Entries taken from a collection
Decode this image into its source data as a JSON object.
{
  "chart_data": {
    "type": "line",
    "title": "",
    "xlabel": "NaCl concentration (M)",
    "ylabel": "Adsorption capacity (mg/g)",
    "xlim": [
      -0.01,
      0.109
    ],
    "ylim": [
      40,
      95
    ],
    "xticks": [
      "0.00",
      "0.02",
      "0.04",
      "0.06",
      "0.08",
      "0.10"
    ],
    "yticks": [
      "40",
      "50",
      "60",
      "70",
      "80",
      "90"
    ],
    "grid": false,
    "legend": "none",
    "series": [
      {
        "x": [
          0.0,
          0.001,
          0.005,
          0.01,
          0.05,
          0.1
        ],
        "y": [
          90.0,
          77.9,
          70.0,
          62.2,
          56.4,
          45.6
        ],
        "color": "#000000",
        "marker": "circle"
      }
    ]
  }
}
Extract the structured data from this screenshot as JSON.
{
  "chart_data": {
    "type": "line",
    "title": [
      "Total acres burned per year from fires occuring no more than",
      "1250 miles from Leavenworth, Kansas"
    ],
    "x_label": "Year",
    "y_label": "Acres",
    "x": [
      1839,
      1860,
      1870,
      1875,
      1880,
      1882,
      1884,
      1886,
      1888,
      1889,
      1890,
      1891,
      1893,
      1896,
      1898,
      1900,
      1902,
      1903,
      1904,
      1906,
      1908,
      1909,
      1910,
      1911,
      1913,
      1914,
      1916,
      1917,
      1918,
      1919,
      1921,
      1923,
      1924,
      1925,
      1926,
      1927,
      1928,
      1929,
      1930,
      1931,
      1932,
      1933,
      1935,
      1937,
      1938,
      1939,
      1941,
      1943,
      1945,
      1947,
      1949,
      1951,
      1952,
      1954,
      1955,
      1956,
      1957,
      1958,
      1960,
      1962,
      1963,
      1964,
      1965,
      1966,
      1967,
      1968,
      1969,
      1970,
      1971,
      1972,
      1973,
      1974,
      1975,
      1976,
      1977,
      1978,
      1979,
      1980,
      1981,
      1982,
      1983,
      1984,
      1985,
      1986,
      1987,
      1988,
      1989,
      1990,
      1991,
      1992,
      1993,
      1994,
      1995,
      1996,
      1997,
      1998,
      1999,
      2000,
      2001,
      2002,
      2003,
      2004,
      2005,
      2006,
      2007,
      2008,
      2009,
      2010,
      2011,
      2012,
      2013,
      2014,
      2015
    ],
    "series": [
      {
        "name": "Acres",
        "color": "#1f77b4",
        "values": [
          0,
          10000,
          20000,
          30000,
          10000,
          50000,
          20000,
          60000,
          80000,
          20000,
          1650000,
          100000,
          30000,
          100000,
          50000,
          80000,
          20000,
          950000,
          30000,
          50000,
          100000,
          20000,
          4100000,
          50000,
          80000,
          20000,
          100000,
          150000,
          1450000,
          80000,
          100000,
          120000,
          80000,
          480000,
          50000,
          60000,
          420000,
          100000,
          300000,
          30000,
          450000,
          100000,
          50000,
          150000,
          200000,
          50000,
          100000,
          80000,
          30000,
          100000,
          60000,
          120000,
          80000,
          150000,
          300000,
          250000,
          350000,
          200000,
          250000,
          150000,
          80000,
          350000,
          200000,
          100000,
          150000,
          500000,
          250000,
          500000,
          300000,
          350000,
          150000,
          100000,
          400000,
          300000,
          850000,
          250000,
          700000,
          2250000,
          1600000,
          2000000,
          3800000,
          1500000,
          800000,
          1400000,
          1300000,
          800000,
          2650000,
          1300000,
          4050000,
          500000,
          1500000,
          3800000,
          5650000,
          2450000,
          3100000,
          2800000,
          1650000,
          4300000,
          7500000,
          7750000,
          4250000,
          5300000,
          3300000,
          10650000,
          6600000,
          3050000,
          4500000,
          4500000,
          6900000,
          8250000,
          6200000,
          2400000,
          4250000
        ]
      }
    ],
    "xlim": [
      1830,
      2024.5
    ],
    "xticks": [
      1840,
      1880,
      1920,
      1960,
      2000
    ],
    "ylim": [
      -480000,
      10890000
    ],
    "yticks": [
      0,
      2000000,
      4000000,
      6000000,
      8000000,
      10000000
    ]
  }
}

Written problem
Find the word "JSON" in the entries, and copy every line it shows up in.

Full response
Decode this image into its source data as a JSON object.
Extract the structured data from this screenshot as JSON.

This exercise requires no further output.